> _DATA UNDER STUDY_:
*** Begin section ***

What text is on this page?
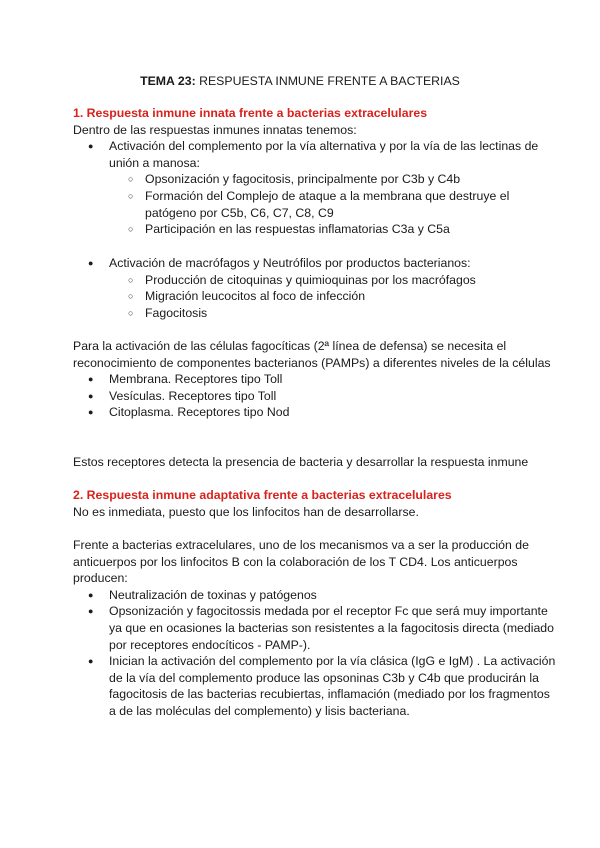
TEMA 23: RESPUESTA INMUNE FRENTE A BACTERIAS

1. Respuesta inmune innata frente a bacterias extracelulares

Dentro de las respuestas inmunes innatas tenemos:

● Activación del complemento por la vía alternativa y por la vía de las lectinas de unión a manosa:
○ Opsonización y fagocitosis, principalmente por C3b y C4b
○ Formación del Complejo de ataque a la membrana que destruye el patógeno por C5b, C6, C7, C8, C9
○ Participación en las respuestas inflamatorias C3a y C5a
● Activación de macrófagos y Neutrófilos por productos bacterianos:
○ Producción de citoquinas y quimioquinas por los macrófagos
○ Migración leucocitos al foco de infección
○ Fagocitosis

Para la activación de las células fagocíticas (2ª línea de defensa) se necesita el reconocimiento de componentes bacterianos (PAMPs) a diferentes niveles de la células

● Membrana. Receptores tipo Toll
● Vesículas. Receptores tipo Toll
● Citoplasma. Receptores tipo Nod

Estos receptores detecta la presencia de bacteria y desarrollar la respuesta inmune

2. Respuesta inmune adaptativa frente a bacterias extracelulares

No es inmediata, puesto que los linfocitos han de desarrollarse.

Frente a bacterias extracelulares, uno de los mecanismos va a ser la producción de anticuerpos por los linfocitos B con la colaboración de los T CD4. Los anticuerpos producen:

● Neutralización de toxinas y patógenos
● Opsonización y fagocitossis medada por el receptor Fc que será muy importante ya que en ocasiones la bacterias son resistentes a la fagocitosis directa (mediado por receptores endocíticos - PAMP-).
● Inician la activación del complemento por la vía clásica (IgG e IgM) . La activación de la vía del complemento produce las opsoninas C3b y C4b que producirán la fagocitosis de las bacterias recubiertas, inflamación (mediado por los fragmentos a de las moléculas del complemento) y lisis bacteriana.
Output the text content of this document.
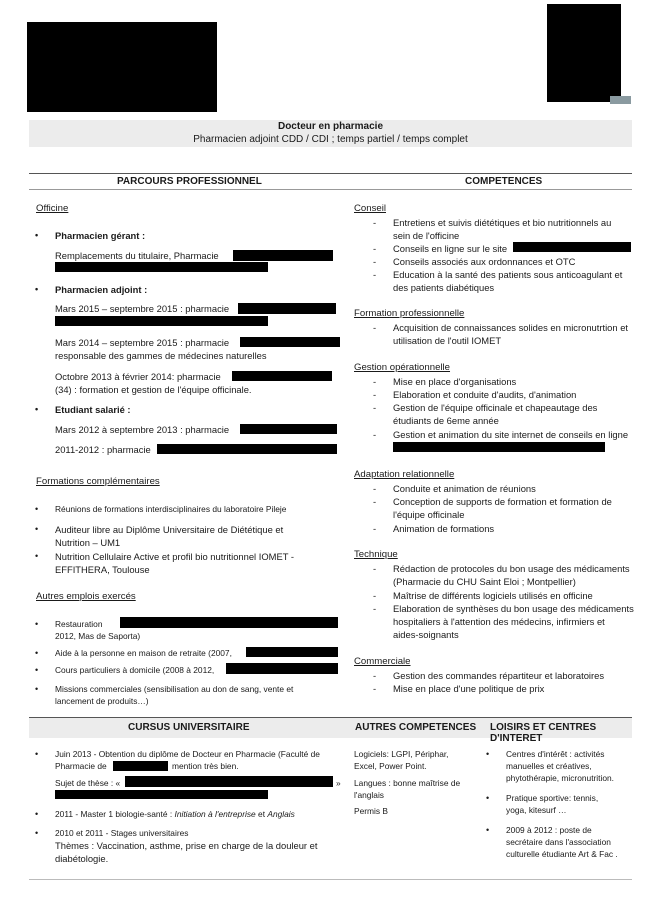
Docteur en pharmacie
Pharmacien adjoint CDD / CDI ; temps partiel / temps complet
PARCOURS PROFESSIONNEL	COMPETENCES
Officine
• Pharmacien gérant :
Remplacements du titulaire, Pharmacie
• Pharmacien adjoint :
Mars 2015 – septembre 2015 : pharmacie
Mars 2014 – septembre 2015 : pharmacie
responsable des gammes de médecines naturelles
Octobre 2013 à février 2014: pharmacie
(34) : formation et gestion de l'équipe officinale.
• Etudiant salarié :
Mars 2012 à septembre 2013 : pharmacie
2011-2012 : pharmacie
Formations complémentaires
• Réunions de formations interdisciplinaires du laboratoire Pileje
• Auditeur libre au Diplôme Universitaire de Diététique et
Nutrition – UM1
• Nutrition Cellulaire Active et profil bio nutritionnel IOMET -
EFFITHERA, Toulouse
Autres emplois exercés
• Restauration
2012, Mas de Saporta)
• Aide à la personne en maison de retraite (2007,
• Cours particuliers à domicile (2008 à 2012,
• Missions commerciales (sensibilisation au don de sang, vente et
lancement de produits…)
Conseil
- Entretiens et suivis diététiques et bio nutritionnels au
sein de l'officine
- Conseils en ligne sur le site
- Conseils associés aux ordonnances et OTC
- Education à la santé des patients sous anticoagulant et
des patients diabétiques
Formation professionnelle
- Acquisition de connaissances solides en micronutrtion et
utilisation de l'outil IOMET
Gestion opérationnelle
- Mise en place d'organisations
- Elaboration et conduite d'audits, d'animation
- Gestion de l'équipe officinale et chapeautage des
étudiants de 6eme année
- Gestion et animation du site internet de conseils en ligne
Adaptation relationnelle
- Conduite et animation de réunions
- Conception de supports de formation et formation de
l'équipe officinale
- Animation de formations
Technique
- Rédaction de protocoles du bon usage des médicaments
(Pharmacie du CHU Saint Eloi ; Montpellier)
- Maîtrise de différents logiciels utilisés en officine
- Elaboration de synthèses du bon usage des médicaments
hospitaliers à l'attention des médecins, infirmiers et
aides-soignants
Commerciale
- Gestion des commandes répartiteur et laboratoires
- Mise en place d'une politique de prix
CURSUS UNIVERSITAIRE	AUTRES COMPETENCES LOISIRS ET CENTRES D'INTERET
• Juin 2013 - Obtention du diplôme de Docteur en Pharmacie (Faculté de
Pharmacie de	mention très bien.
Sujet de thèse : «	»
• 2011 - Master 1 biologie-santé : Initiation à l'entreprise et Anglais
• 2010 et 2011 - Stages universitaires
Thèmes : Vaccination, asthme, prise en charge de la douleur et
diabétologie.
Logiciels: LGPI, Périphar,
Excel, Power Point.
Langues : bonne maîtrise de
l'anglais
Permis B
• Centres d'intérêt : activités
manuelles et créatives,
phytothérapie, micronutrition.
• Pratique sportive: tennis,
yoga, kitesurf …
• 2009 à 2012 : poste de
secrétaire dans l'association
culturelle étudiante Art & Fac .
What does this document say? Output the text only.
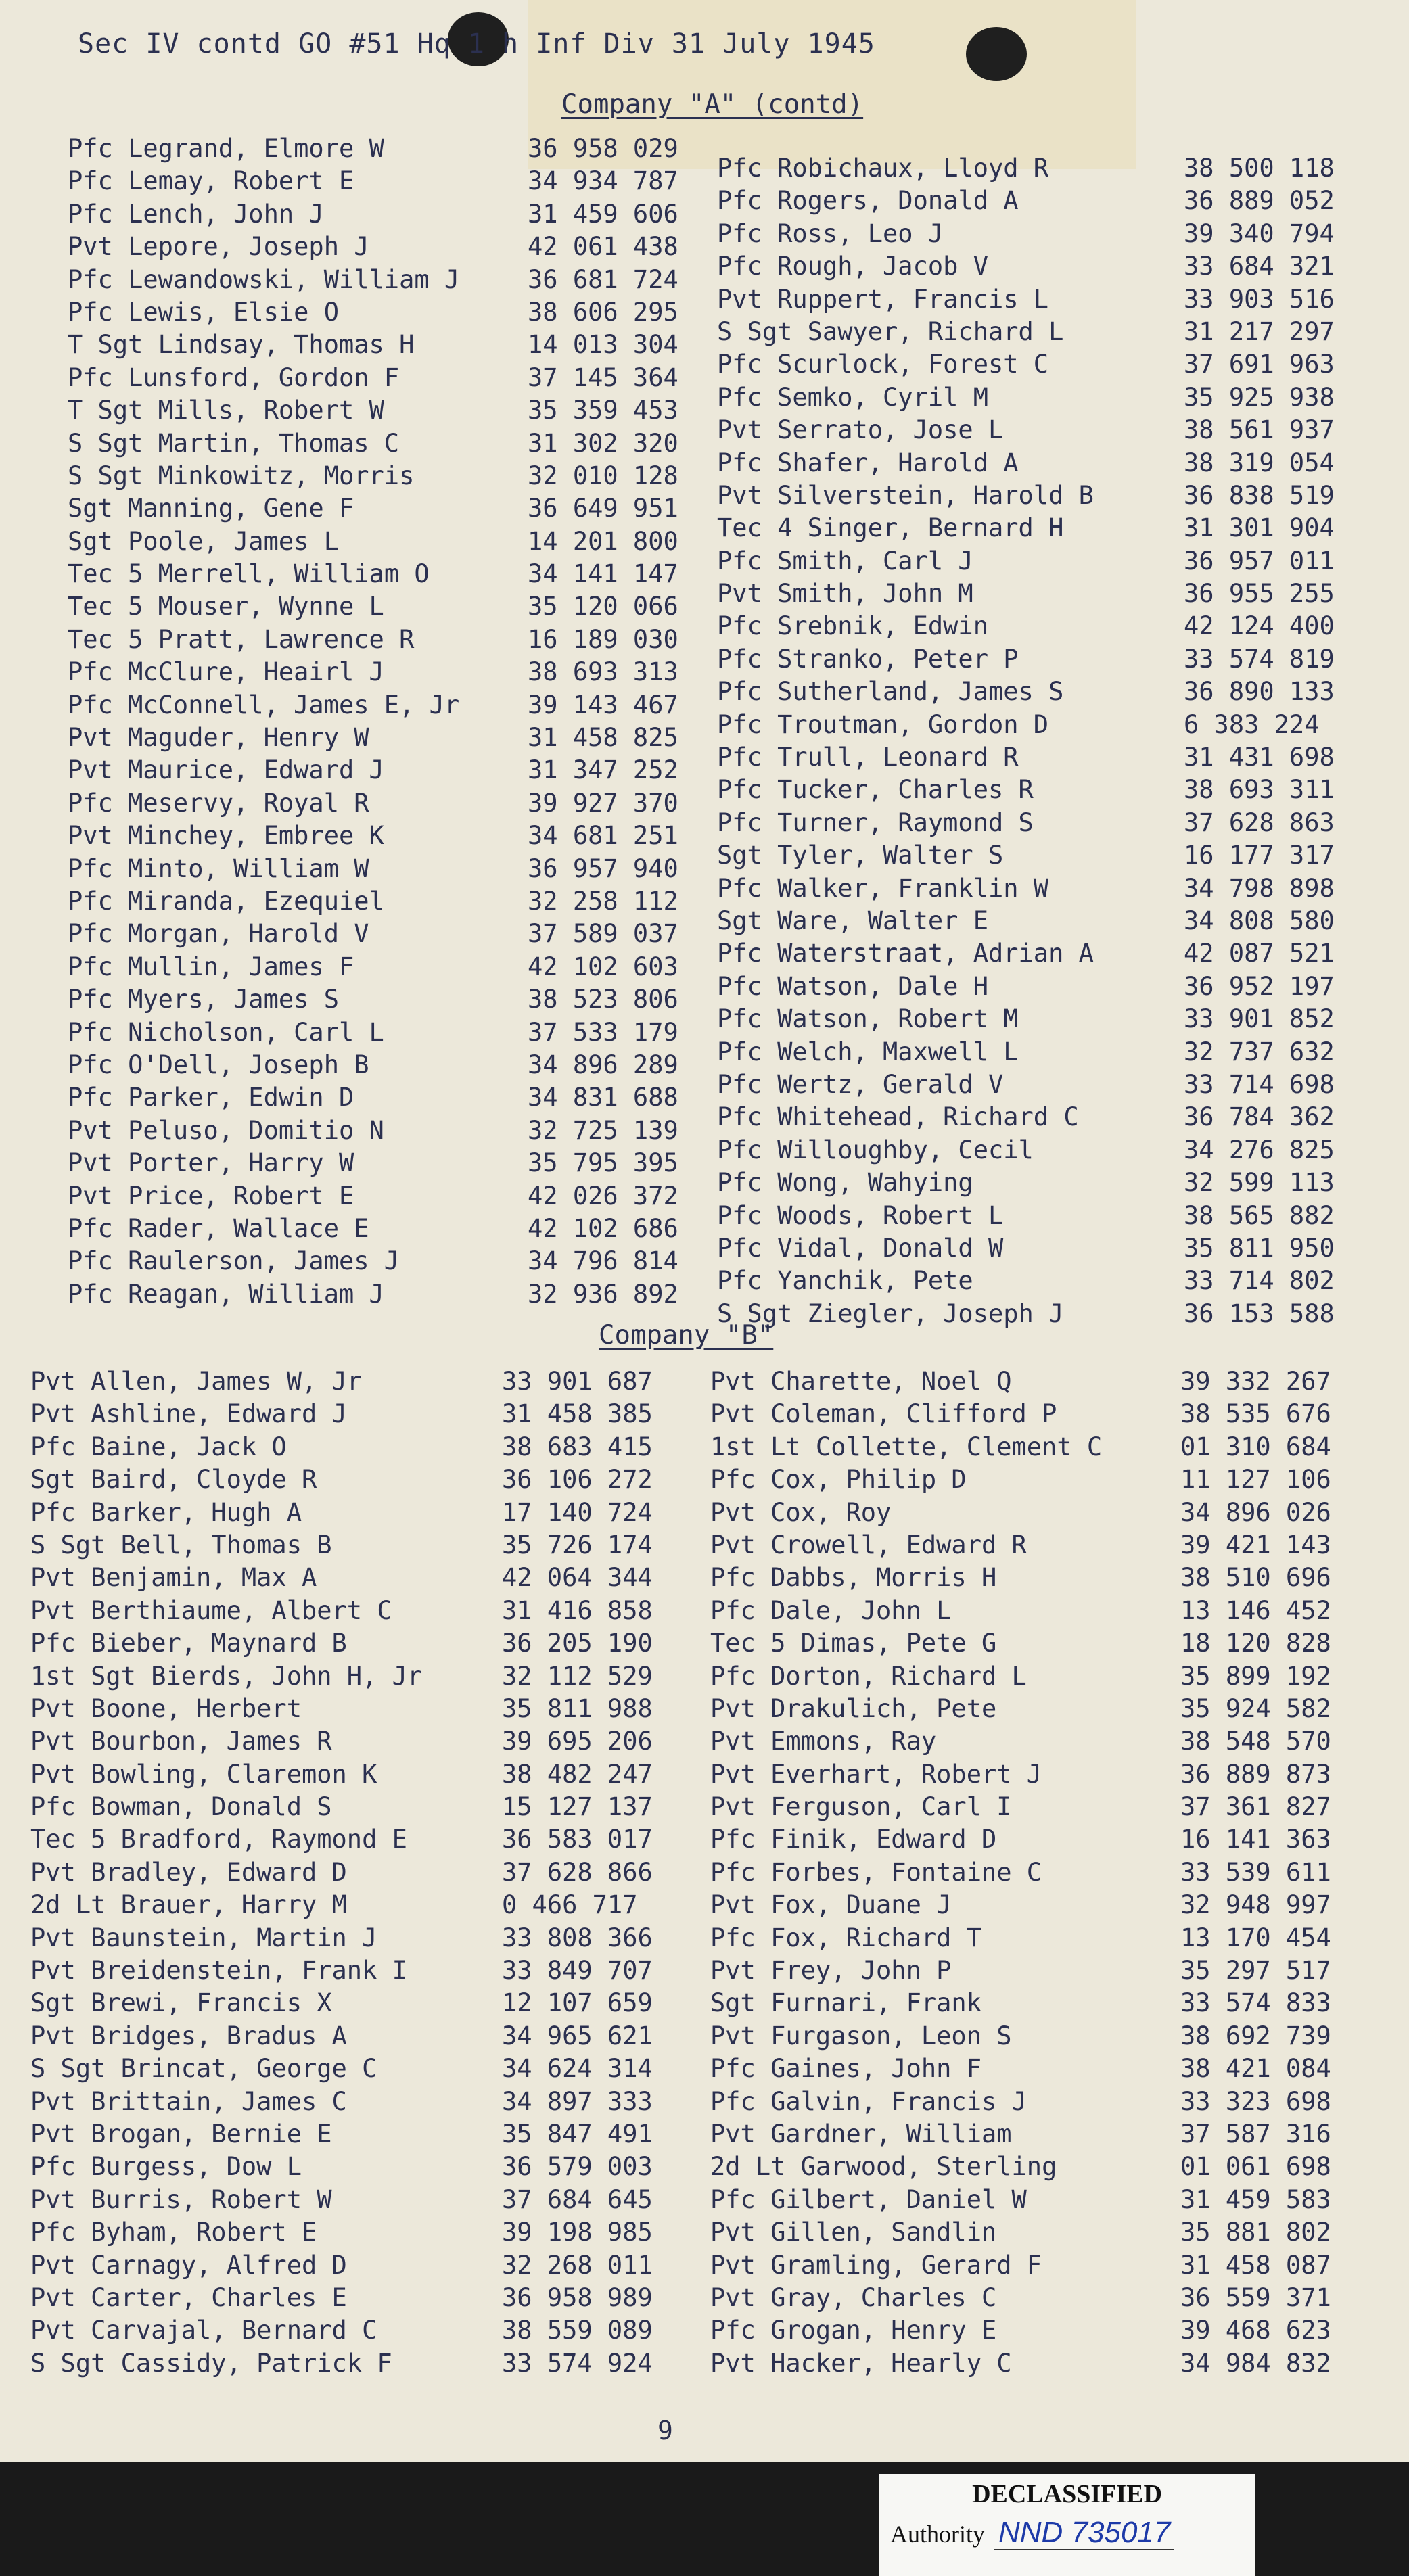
Sec IV contd GO #51 Hq 1 h Inf Div 31 July 1945
Company "A" (contd)
Pfc Legrand, Elmore W	36 958 029
Pfc Lemay, Robert E	34 934 787
Pfc Lench, John J	31 459 606
Pvt Lepore, Joseph J	42 061 438
Pfc Lewandowski, William J	36 681 724
Pfc Lewis, Elsie O	38 606 295
T Sgt Lindsay, Thomas H	14 013 304
Pfc Lunsford, Gordon F	37 145 364
T Sgt Mills, Robert W	35 359 453
S Sgt Martin, Thomas C	31 302 320
S Sgt Minkowitz, Morris	32 010 128
Sgt Manning, Gene F	36 649 951
Sgt Poole, James L	14 201 800
Tec 5 Merrell, William O	34 141 147
Tec 5 Mouser, Wynne L	35 120 066
Tec 5 Pratt, Lawrence R	16 189 030
Pfc McClure, Heairl J	38 693 313
Pfc McConnell, James E, Jr	39 143 467
Pvt Maguder, Henry W	31 458 825
Pvt Maurice, Edward J	31 347 252
Pfc Meservy, Royal R	39 927 370
Pvt Minchey, Embree K	34 681 251
Pfc Minto, William W	36 957 940
Pfc Miranda, Ezequiel	32 258 112
Pfc Morgan, Harold V	37 589 037
Pfc Mullin, James F	42 102 603
Pfc Myers, James S	38 523 806
Pfc Nicholson, Carl L	37 533 179
Pfc O'Dell, Joseph B	34 896 289
Pfc Parker, Edwin D	34 831 688
Pvt Peluso, Domitio N	32 725 139
Pvt Porter, Harry W	35 795 395
Pvt Price, Robert E	42 026 372
Pfc Rader, Wallace E	42 102 686
Pfc Raulerson, James J	34 796 814
Pfc Reagan, William J	32 936 892
Pfc Robichaux, Lloyd R	38 500 118
Pfc Rogers, Donald A	36 889 052
Pfc Ross, Leo J	39 340 794
Pfc Rough, Jacob V	33 684 321
Pvt Ruppert, Francis L	33 903 516
S Sgt Sawyer, Richard L	31 217 297
Pfc Scurlock, Forest C	37 691 963
Pfc Semko, Cyril M	35 925 938
Pvt Serrato, Jose L	38 561 937
Pfc Shafer, Harold A	38 319 054
Pvt Silverstein, Harold B	36 838 519
Tec 4 Singer, Bernard H	31 301 904
Pfc Smith, Carl J	36 957 011
Pvt Smith, John M	36 955 255
Pfc Srebnik, Edwin	42 124 400
Pfc Stranko, Peter P	33 574 819
Pfc Sutherland, James S	36 890 133
Pfc Troutman, Gordon D	6 383 224
Pfc Trull, Leonard R	31 431 698
Pfc Tucker, Charles R	38 693 311
Pfc Turner, Raymond S	37 628 863
Sgt Tyler, Walter S	16 177 317
Pfc Walker, Franklin W	34 798 898
Sgt Ware, Walter E	34 808 580
Pfc Waterstraat, Adrian A	42 087 521
Pfc Watson, Dale H	36 952 197
Pfc Watson, Robert M	33 901 852
Pfc Welch, Maxwell L	32 737 632
Pfc Wertz, Gerald V	33 714 698
Pfc Whitehead, Richard C	36 784 362
Pfc Willoughby, Cecil	34 276 825
Pfc Wong, Wahying	32 599 113
Pfc Woods, Robert L	38 565 882
Pfc Vidal, Donald W	35 811 950
Pfc Yanchik, Pete	33 714 802
S Sgt Ziegler, Joseph J	36 153 588
Company "B"
Pvt Allen, James W, Jr	33 901 687
Pvt Ashline, Edward J	31 458 385
Pfc Baine, Jack O	38 683 415
Sgt Baird, Cloyde R	36 106 272
Pfc Barker, Hugh A	17 140 724
S Sgt Bell, Thomas B	35 726 174
Pvt Benjamin, Max A	42 064 344
Pvt Berthiaume, Albert C	31 416 858
Pfc Bieber, Maynard B	36 205 190
1st Sgt Bierds, John H, Jr	32 112 529
Pvt Boone, Herbert	35 811 988
Pvt Bourbon, James R	39 695 206
Pvt Bowling, Claremon K	38 482 247
Pfc Bowman, Donald S	15 127 137
Tec 5 Bradford, Raymond E	36 583 017
Pvt Bradley, Edward D	37 628 866
2d Lt Brauer, Harry M	0 466 717
Pvt Baunstein, Martin J	33 808 366
Pvt Breidenstein, Frank I	33 849 707
Sgt Brewi, Francis X	12 107 659
Pvt Bridges, Bradus A	34 965 621
S Sgt Brincat, George C	34 624 314
Pvt Brittain, James C	34 897 333
Pvt Brogan, Bernie E	35 847 491
Pfc Burgess, Dow L	36 579 003
Pvt Burris, Robert W	37 684 645
Pfc Byham, Robert E	39 198 985
Pvt Carnagy, Alfred D	32 268 011
Pvt Carter, Charles E	36 958 989
Pvt Carvajal, Bernard C	38 559 089
S Sgt Cassidy, Patrick F	33 574 924
Pvt Charette, Noel Q	39 332 267
Pvt Coleman, Clifford P	38 535 676
1st Lt Collette, Clement C	01 310 684
Pfc Cox, Philip D	11 127 106
Pvt Cox, Roy	34 896 026
Pvt Crowell, Edward R	39 421 143
Pfc Dabbs, Morris H	38 510 696
Pfc Dale, John L	13 146 452
Tec 5 Dimas, Pete G	18 120 828
Pfc Dorton, Richard L	35 899 192
Pvt Drakulich, Pete	35 924 582
Pvt Emmons, Ray	38 548 570
Pvt Everhart, Robert J	36 889 873
Pvt Ferguson, Carl I	37 361 827
Pfc Finik, Edward D	16 141 363
Pfc Forbes, Fontaine C	33 539 611
Pvt Fox, Duane J	32 948 997
Pfc Fox, Richard T	13 170 454
Pvt Frey, John P	35 297 517
Sgt Furnari, Frank	33 574 833
Pvt Furgason, Leon S	38 692 739
Pfc Gaines, John F	38 421 084
Pfc Galvin, Francis J	33 323 698
Pvt Gardner, William	37 587 316
2d Lt Garwood, Sterling	01 061 698
Pfc Gilbert, Daniel W	31 459 583
Pvt Gillen, Sandlin	35 881 802
Pvt Gramling, Gerard F	31 458 087
Pvt Gray, Charles C	36 559 371
Pfc Grogan, Henry E	39 468 623
Pvt Hacker, Hearly C	34 984 832
9
DECLASSIFIED
Authority NND 735017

*** End section ***

How many lines of the listing above include the word "Morris"? State the number and nothing else.

2